»»

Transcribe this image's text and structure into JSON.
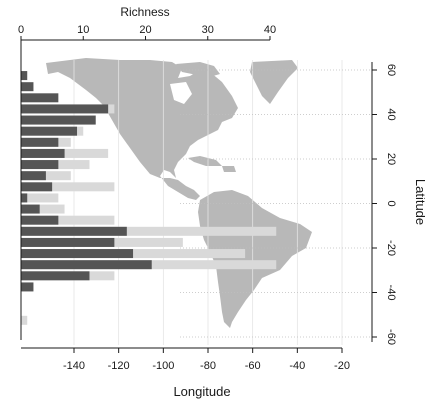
{
  "chart_data": {
    "type": "bar",
    "orientation": "horizontal",
    "top_axis": {
      "label": "Richness",
      "range": [
        0,
        40
      ],
      "ticks": [
        0,
        10,
        20,
        30,
        40
      ]
    },
    "bottom_axis": {
      "label": "Longitude",
      "range": [
        -160,
        -20
      ],
      "ticks": [
        -140,
        -120,
        -100,
        -80,
        -60,
        -40,
        -20
      ],
      "tick_labels": [
        "-140",
        "-120",
        "-100",
        "-80",
        "-60",
        "-40",
        "-20"
      ]
    },
    "right_axis": {
      "label": "Latitude",
      "range": [
        -60,
        60
      ],
      "ticks": [
        60,
        40,
        20,
        0,
        -20,
        -40,
        -60
      ]
    },
    "latitude_bands": [
      60,
      55,
      50,
      45,
      40,
      35,
      30,
      25,
      20,
      15,
      10,
      5,
      0,
      -5,
      -10,
      -15,
      -20,
      -25,
      -30,
      -35,
      -40,
      -45,
      -50,
      -55
    ],
    "series": [
      {
        "key": "dark",
        "color": "#555555",
        "values": [
          1,
          2,
          6,
          14,
          12,
          9,
          6,
          7,
          6,
          4,
          5,
          1,
          3,
          6,
          17,
          15,
          18,
          21,
          11,
          2,
          0,
          0,
          0,
          0
        ]
      },
      {
        "key": "light",
        "color": "#d9d9d9",
        "values": [
          0,
          0,
          0,
          15,
          12,
          10,
          8,
          14,
          11,
          8,
          15,
          6,
          7,
          15,
          41,
          26,
          36,
          41,
          15,
          0,
          0,
          0,
          1,
          0
        ]
      }
    ],
    "grid": true,
    "map": {
      "fill": "#b8b8b8",
      "region": "Americas"
    }
  }
}
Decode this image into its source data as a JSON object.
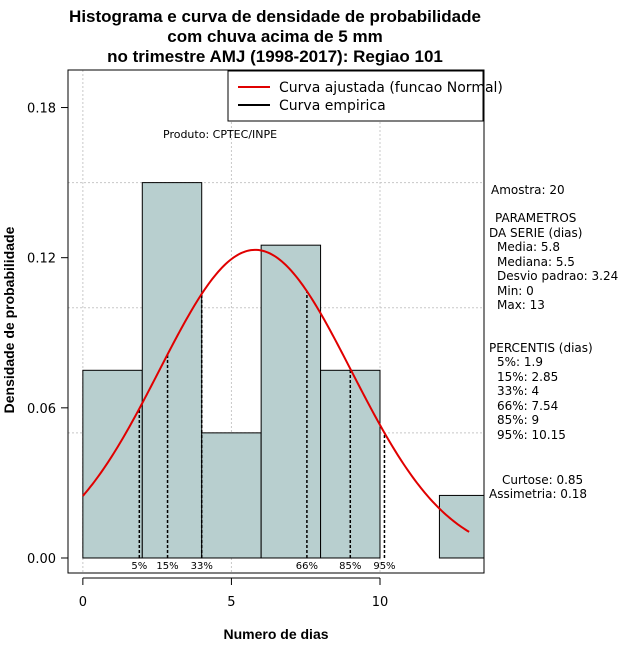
{
  "chart_data": {
    "type": "bar",
    "title_lines": [
      "Histograma e curva de densidade de probabilidade",
      "com chuva acima de 5 mm",
      "no trimestre AMJ (1998-2017): Regiao 101"
    ],
    "xlabel": "Numero de dias",
    "ylabel": "Densidade de probabilidade",
    "xlim": [
      -0.5,
      13.5
    ],
    "ylim": [
      -0.006,
      0.195
    ],
    "x_ticks": [
      0,
      5,
      10
    ],
    "y_ticks": [
      0.0,
      0.06,
      0.12,
      0.18
    ],
    "y_tick_labels": [
      "0.00",
      "0.06",
      "0.12",
      "0.18"
    ],
    "grid_y": [
      0.05,
      0.1,
      0.15
    ],
    "grid_x": [
      0,
      5,
      10
    ],
    "bins": [
      {
        "x0": 0,
        "x1": 2,
        "density": 0.075
      },
      {
        "x0": 2,
        "x1": 4,
        "density": 0.15
      },
      {
        "x0": 4,
        "x1": 6,
        "density": 0.05
      },
      {
        "x0": 6,
        "x1": 8,
        "density": 0.125
      },
      {
        "x0": 8,
        "x1": 10,
        "density": 0.075
      },
      {
        "x0": 10,
        "x1": 12,
        "density": 0.0
      },
      {
        "x0": 12,
        "x1": 14,
        "density": 0.025
      }
    ],
    "bar_fill": "#b8cfcf",
    "normal_fit": {
      "mean": 5.8,
      "sd": 3.24,
      "x_from": 0,
      "x_to": 13,
      "color": "#e00000"
    },
    "percentile_lines": [
      {
        "label": "5%",
        "x": 1.9
      },
      {
        "label": "15%",
        "x": 2.85
      },
      {
        "label": "33%",
        "x": 4
      },
      {
        "label": "66%",
        "x": 7.54
      },
      {
        "label": "85%",
        "x": 9
      },
      {
        "label": "95%",
        "x": 10.15
      }
    ],
    "legend": {
      "position": "top-right",
      "entries": [
        {
          "label": "Curva ajustada (funcao Normal)",
          "color": "#e00000"
        },
        {
          "label": "Curva empirica",
          "color": "#000000"
        }
      ]
    },
    "annotation": "Produto: CPTEC/INPE"
  },
  "side_panel": {
    "sample": "Amostra: 20",
    "params_header": "PARAMETROS",
    "params_sub": "DA SERIE (dias)",
    "media": "Media: 5.8",
    "mediana": "Mediana: 5.5",
    "desvio": "Desvio padrao: 3.24",
    "min": "Min: 0",
    "max": "Max: 13",
    "pct_header": "PERCENTIS (dias)",
    "p5": "5%: 1.9",
    "p15": "15%: 2.85",
    "p33": "33%: 4",
    "p66": "66%: 7.54",
    "p85": "85%: 9",
    "p95": "95%: 10.15",
    "curtose": "Curtose: 0.85",
    "assimetria": "Assimetria: 0.18"
  }
}
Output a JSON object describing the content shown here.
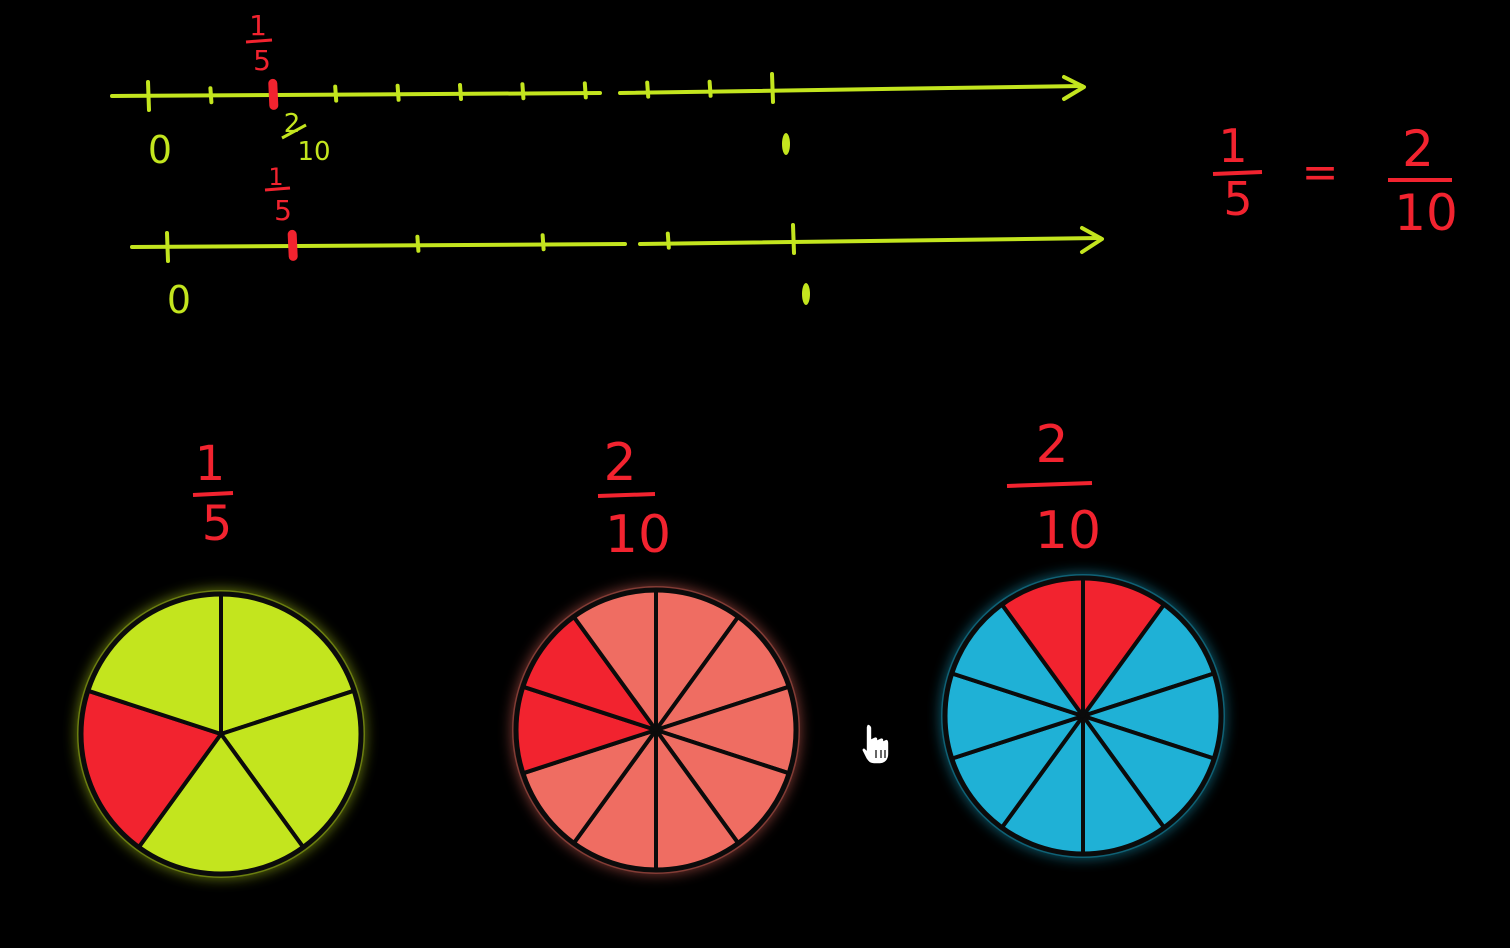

««

Set down every entry word for word, but omit the pictures.

Transcribe this image's text and structure into JSON.
{
  "chart_data": {
    "type": "bar",
    "orientation": "horizontal",
    "top_axis": {
      "label": "Richness",
      "range": [
        0,
        40
      ],
      "ticks": [
        0,
        10,
        20,
        30,
        40
      ]
    },
    "bottom_axis": {
      "label": "Longitude",
      "range": [
        -160,
        -20
      ],
      "ticks": [
        -140,
        -120,
        -100,
        -80,
        -60,
        -40,
        -20
      ],
      "tick_labels": [
        "-140",
        "-120",
        "-100",
        "-80",
        "-60",
        "-40",
        "-20"
      ]
    },
    "right_axis": {
      "label": "Latitude",
      "range": [
        -60,
        60
      ],
      "ticks": [
        60,
        40,
        20,
        0,
        -20,
        -40,
        -60
      ]
    },
    "latitude_bands": [
      60,
      55,
      50,
      45,
      40,
      35,
      30,
      25,
      20,
      15,
      10,
      5,
      0,
      -5,
      -10,
      -15,
      -20,
      -25,
      -30,
      -35,
      -40,
      -45,
      -50,
      -55
    ],
    "series": [
      {
        "key": "dark",
        "color": "#555555",
        "values": [
          1,
          2,
          6,
          14,
          12,
          9,
          6,
          7,
          6,
          4,
          5,
          1,
          3,
          6,
          17,
          15,
          18,
          21,
          11,
          2,
          0,
          0,
          0,
          0
        ]
      },
      {
        "key": "light",
        "color": "#d9d9d9",
        "values": [
          0,
          0,
          0,
          15,
          12,
          10,
          8,
          14,
          11,
          8,
          15,
          6,
          7,
          15,
          41,
          26,
          36,
          41,
          15,
          0,
          0,
          0,
          1,
          0
        ]
      }
    ],
    "grid": true,
    "map": {
      "fill": "#b8b8b8",
      "region": "Americas"
    }
  }
}
Decode this image into its source data as a JSON object.
{
  "chart_data": {
    "type": "bar",
    "title_lines": [
      "Histograma e curva de densidade de probabilidade",
      "com chuva acima de 5 mm",
      "no trimestre AMJ (1998-2017): Regiao 101"
    ],
    "xlabel": "Numero de dias",
    "ylabel": "Densidade de probabilidade",
    "xlim": [
      -0.5,
      13.5
    ],
    "ylim": [
      -0.006,
      0.195
    ],
    "x_ticks": [
      0,
      5,
      10
    ],
    "y_ticks": [
      0.0,
      0.06,
      0.12,
      0.18
    ],
    "y_tick_labels": [
      "0.00",
      "0.06",
      "0.12",
      "0.18"
    ],
    "grid_y": [
      0.05,
      0.1,
      0.15
    ],
    "grid_x": [
      0,
      5,
      10
    ],
    "bins": [
      {
        "x0": 0,
        "x1": 2,
        "density": 0.075
      },
      {
        "x0": 2,
        "x1": 4,
        "density": 0.15
      },
      {
        "x0": 4,
        "x1": 6,
        "density": 0.05
      },
      {
        "x0": 6,
        "x1": 8,
        "density": 0.125
      },
      {
        "x0": 8,
        "x1": 10,
        "density": 0.075
      },
      {
        "x0": 10,
        "x1": 12,
        "density": 0.0
      },
      {
        "x0": 12,
        "x1": 14,
        "density": 0.025
      }
    ],
    "bar_fill": "#b8cfcf",
    "normal_fit": {
      "mean": 5.8,
      "sd": 3.24,
      "x_from": 0,
      "x_to": 13,
      "color": "#e00000"
    },
    "percentile_lines": [
      {
        "label": "5%",
        "x": 1.9
      },
      {
        "label": "15%",
        "x": 2.85
      },
      {
        "label": "33%",
        "x": 4
      },
      {
        "label": "66%",
        "x": 7.54
      },
      {
        "label": "85%",
        "x": 9
      },
      {
        "label": "95%",
        "x": 10.15
      }
    ],
    "legend": {
      "position": "top-right",
      "entries": [
        {
          "label": "Curva ajustada (funcao Normal)",
          "color": "#e00000"
        },
        {
          "label": "Curva empirica",
          "color": "#000000"
        }
      ]
    },
    "annotation": "Produto: CPTEC/INPE"
  },
  "side_panel": {
    "sample": "Amostra: 20",
    "params_header": "PARAMETROS",
    "params_sub": "DA SERIE (dias)",
    "media": "Media: 5.8",
    "mediana": "Mediana: 5.5",
    "desvio": "Desvio padrao: 3.24",
    "min": "Min: 0",
    "max": "Max: 13",
    "pct_header": "PERCENTIS (dias)",
    "p5": "5%: 1.9",
    "p15": "15%: 2.85",
    "p33": "33%: 4",
    "p66": "66%: 7.54",
    "p85": "85%: 9",
    "p95": "95%: 10.15",
    "curtose": "Curtose: 0.85",
    "assimetria": "Assimetria: 0.18"
  }
}
Output a JSON object describing the content shown here.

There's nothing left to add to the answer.